# DATASET CONTENT start
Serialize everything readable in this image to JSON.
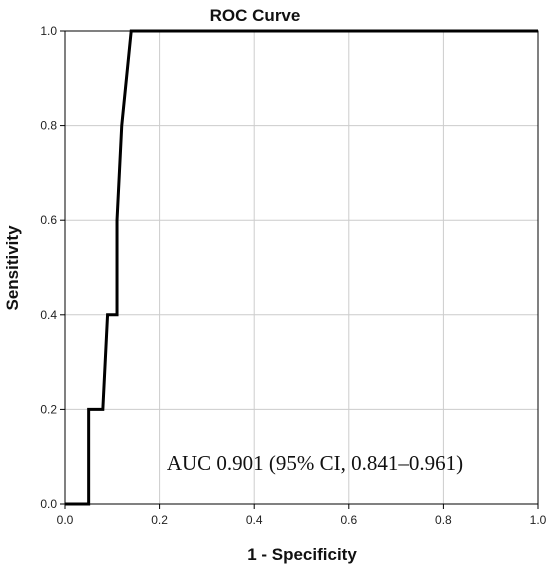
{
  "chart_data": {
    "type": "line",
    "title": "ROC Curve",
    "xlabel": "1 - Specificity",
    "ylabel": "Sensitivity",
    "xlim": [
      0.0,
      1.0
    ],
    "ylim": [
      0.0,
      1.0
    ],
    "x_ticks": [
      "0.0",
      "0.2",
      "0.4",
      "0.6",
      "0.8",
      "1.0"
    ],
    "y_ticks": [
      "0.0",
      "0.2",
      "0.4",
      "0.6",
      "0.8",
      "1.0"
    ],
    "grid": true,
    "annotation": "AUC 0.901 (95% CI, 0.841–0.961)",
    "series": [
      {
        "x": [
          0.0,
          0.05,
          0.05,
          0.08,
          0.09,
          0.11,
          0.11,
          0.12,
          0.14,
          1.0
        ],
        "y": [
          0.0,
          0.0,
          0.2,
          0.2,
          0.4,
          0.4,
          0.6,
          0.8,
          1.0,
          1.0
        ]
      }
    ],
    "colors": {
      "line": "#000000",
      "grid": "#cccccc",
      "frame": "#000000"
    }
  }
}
# DATASET CONTENT end
# DATASET CONTENT start
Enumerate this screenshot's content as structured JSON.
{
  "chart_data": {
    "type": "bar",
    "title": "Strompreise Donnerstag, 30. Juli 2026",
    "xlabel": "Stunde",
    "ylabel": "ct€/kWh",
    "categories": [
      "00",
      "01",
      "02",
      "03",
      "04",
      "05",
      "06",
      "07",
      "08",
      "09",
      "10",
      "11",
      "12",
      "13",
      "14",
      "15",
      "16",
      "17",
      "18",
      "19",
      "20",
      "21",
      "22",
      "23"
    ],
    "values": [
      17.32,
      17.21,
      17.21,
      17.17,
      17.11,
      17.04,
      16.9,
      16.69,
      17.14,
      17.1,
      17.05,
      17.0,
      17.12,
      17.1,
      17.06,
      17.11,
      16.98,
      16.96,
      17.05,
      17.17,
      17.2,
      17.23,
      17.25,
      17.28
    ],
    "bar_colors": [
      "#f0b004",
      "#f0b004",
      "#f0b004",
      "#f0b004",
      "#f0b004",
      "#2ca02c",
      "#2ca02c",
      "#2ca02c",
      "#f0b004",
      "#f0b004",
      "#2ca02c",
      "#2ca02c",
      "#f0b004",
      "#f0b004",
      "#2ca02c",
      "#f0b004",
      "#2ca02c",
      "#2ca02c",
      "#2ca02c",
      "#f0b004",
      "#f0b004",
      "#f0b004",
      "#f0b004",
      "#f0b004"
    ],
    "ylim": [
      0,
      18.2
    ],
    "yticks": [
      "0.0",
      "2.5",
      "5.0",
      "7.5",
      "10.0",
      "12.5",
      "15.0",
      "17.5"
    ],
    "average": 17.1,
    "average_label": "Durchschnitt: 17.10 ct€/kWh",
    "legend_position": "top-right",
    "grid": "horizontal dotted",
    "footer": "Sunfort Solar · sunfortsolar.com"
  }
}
# DATASET CONTENT end
WHAT YOU ARE ASKED TO DO
From the entries above, list each line with "title" in it.

SOLUTION FOR THIS EXERCISE
    "title": "ROC Curve",
    "title": "Strompreise Donnerstag, 30. Juli 2026",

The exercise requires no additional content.